> [SUPPLIED INFORMATION]
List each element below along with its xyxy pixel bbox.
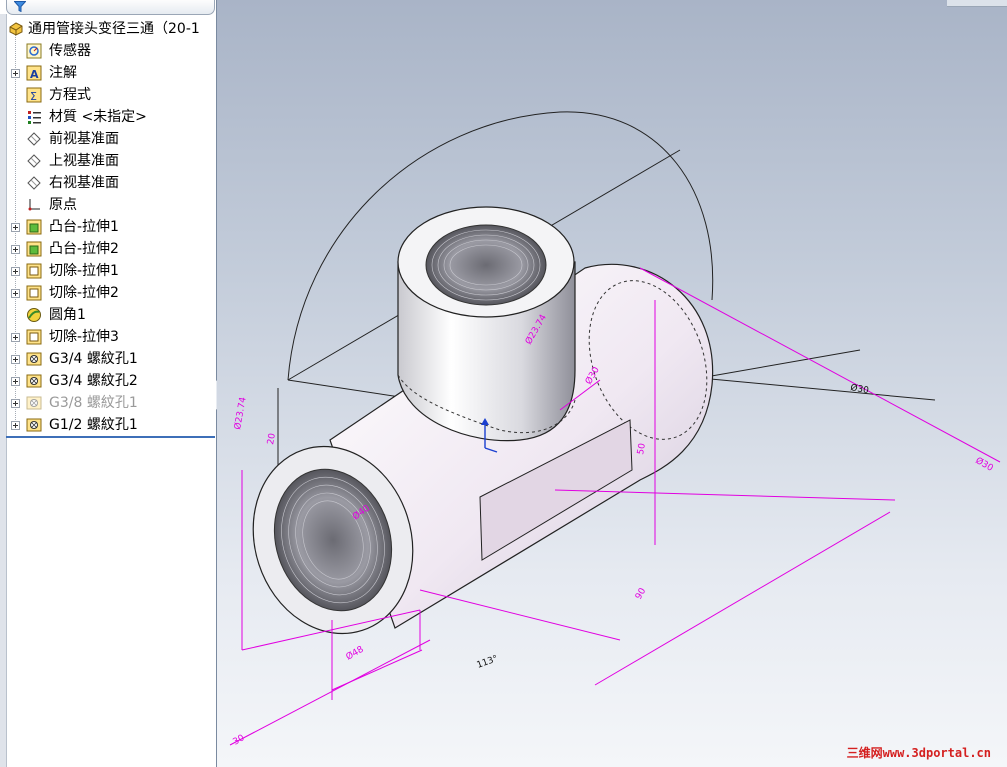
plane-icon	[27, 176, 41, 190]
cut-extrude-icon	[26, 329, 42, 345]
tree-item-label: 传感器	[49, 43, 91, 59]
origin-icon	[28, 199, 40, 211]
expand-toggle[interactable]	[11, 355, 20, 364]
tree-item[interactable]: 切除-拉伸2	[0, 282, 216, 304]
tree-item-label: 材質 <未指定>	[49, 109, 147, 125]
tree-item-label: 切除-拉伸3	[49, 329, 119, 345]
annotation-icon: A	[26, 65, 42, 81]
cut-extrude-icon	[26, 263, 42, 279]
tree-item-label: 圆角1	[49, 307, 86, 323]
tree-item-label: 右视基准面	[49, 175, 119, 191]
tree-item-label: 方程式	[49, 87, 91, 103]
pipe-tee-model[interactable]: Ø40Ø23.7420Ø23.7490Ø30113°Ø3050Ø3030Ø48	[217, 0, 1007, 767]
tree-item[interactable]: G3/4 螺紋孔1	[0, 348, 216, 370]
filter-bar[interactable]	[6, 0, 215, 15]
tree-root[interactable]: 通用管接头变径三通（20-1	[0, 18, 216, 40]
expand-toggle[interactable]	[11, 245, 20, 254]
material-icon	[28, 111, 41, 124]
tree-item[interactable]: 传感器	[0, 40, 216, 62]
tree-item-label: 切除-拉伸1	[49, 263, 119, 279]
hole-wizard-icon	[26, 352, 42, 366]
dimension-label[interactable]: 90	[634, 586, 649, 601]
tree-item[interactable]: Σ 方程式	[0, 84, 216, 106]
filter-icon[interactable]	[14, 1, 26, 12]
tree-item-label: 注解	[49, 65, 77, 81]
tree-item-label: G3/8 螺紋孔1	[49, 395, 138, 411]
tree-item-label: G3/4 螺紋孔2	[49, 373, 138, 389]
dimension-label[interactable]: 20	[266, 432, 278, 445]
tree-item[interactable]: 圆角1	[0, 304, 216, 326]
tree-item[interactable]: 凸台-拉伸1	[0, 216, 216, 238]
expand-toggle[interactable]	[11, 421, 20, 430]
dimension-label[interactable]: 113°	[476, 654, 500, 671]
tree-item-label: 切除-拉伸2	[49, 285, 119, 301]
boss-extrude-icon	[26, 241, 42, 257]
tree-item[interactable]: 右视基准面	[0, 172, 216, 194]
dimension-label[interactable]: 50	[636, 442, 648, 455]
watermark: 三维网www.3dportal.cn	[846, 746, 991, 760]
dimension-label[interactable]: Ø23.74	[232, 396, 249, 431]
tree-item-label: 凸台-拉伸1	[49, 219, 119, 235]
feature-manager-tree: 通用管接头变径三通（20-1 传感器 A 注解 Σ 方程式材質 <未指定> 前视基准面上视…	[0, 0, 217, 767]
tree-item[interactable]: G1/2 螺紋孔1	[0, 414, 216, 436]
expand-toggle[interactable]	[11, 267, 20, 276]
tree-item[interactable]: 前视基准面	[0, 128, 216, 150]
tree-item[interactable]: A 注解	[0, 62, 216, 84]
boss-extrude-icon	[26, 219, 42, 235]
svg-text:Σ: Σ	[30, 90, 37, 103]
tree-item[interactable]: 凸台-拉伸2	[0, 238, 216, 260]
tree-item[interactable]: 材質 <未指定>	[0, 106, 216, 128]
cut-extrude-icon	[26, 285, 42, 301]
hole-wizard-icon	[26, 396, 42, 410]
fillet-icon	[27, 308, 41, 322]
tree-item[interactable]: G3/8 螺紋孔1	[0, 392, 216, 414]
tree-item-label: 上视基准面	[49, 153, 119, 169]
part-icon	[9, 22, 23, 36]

> [WHAT IS REQUIRED] Rewrite every line of the entries above as a numbered list. Omit blank lines and leave out the pictures.

> [FULL SOLUTION]
1. List each element below along with its xyxy pixel bbox.
2. plane-icon	[27, 176, 41, 190]
3. cut-extrude-icon	[26, 329, 42, 345]
4. tree-item-label: 传感器	[49, 43, 91, 59]
5. origin-icon	[28, 199, 40, 211]
6. expand-toggle[interactable]	[11, 355, 20, 364]
7. tree-item[interactable]: 切除-拉伸2	[0, 282, 216, 304]
8. tree-item-label: 材質 <未指定>	[49, 109, 147, 125]
9. tree-item-label: 切除-拉伸3	[49, 329, 119, 345]
10. annotation-icon: A	[26, 65, 42, 81]
11. cut-extrude-icon	[26, 263, 42, 279]
12. tree-item-label: 圆角1	[49, 307, 86, 323]
13. tree-item-label: 右视基准面	[49, 175, 119, 191]
14. tree-item-label: 方程式	[49, 87, 91, 103]
15. pipe-tee-model[interactable]: Ø40Ø23.7420Ø23.7490Ø30113°Ø3050Ø3030Ø48	[217, 0, 1007, 767]
16. tree-item[interactable]: G3/4 螺紋孔1	[0, 348, 216, 370]
17. filter-bar[interactable]	[6, 0, 215, 15]
18. tree-root[interactable]: 通用管接头变径三通（20-1	[0, 18, 216, 40]
19. expand-toggle[interactable]	[11, 245, 20, 254]
20. material-icon	[28, 111, 41, 124]
21. tree-item[interactable]: 传感器	[0, 40, 216, 62]
22. tree-item-label: 切除-拉伸1	[49, 263, 119, 279]
23. hole-wizard-icon	[26, 352, 42, 366]
24. dimension-label[interactable]: 90	[634, 586, 649, 601]
25. tree-item[interactable]: Σ 方程式	[0, 84, 216, 106]
26. filter-icon[interactable]	[14, 1, 26, 12]
27. tree-item-label: 注解	[49, 65, 77, 81]
28. tree-item-label: G3/8 螺紋孔1	[49, 395, 138, 411]
29. tree-item-label: G3/4 螺紋孔2	[49, 373, 138, 389]
30. dimension-label[interactable]: 20	[266, 432, 278, 445]
31. tree-item[interactable]: 圆角1	[0, 304, 216, 326]
32. tree-item[interactable]: 凸台-拉伸1	[0, 216, 216, 238]
33. expand-toggle[interactable]	[11, 421, 20, 430]
34. dimension-label[interactable]: 113°	[476, 654, 500, 671]
35. tree-item-label: 切除-拉伸2	[49, 285, 119, 301]
36. boss-extrude-icon	[26, 241, 42, 257]
37. tree-item[interactable]: 右视基准面	[0, 172, 216, 194]
38. dimension-label[interactable]: 50	[636, 442, 648, 455]
39. watermark: 三维网www.3dportal.cn	[846, 746, 991, 760]
40. dimension-label[interactable]: Ø23.74	[232, 396, 249, 431]
41. tree-item-label: 凸台-拉伸1	[49, 219, 119, 235]
42. feature-manager-tree: 通用管接头变径三通（20-1 传感器 A 注解 Σ 方程式材質 <未指定> 前视基准面上视…	[0, 0, 217, 767]
43. tree-item[interactable]: G1/2 螺紋孔1	[0, 414, 216, 436]
44. expand-toggle[interactable]	[11, 267, 20, 276]
45. tree-item[interactable]: 前视基准面	[0, 128, 216, 150]
46. tree-item[interactable]: A 注解	[0, 62, 216, 84]
47. boss-extrude-icon	[26, 219, 42, 235]
48. svg-text:Σ: Σ	[30, 90, 37, 103]
49. tree-item[interactable]: 凸台-拉伸2	[0, 238, 216, 260]
50. tree-item[interactable]: 材質 <未指定>	[0, 106, 216, 128]
51. cut-extrude-icon	[26, 285, 42, 301]
52. hole-wizard-icon	[26, 396, 42, 410]
53. fillet-icon	[27, 308, 41, 322]
54. tree-item[interactable]: G3/8 螺紋孔1	[0, 392, 216, 414]
55. tree-item-label: 上视基准面	[49, 153, 119, 169]
56. part-icon	[9, 22, 23, 36]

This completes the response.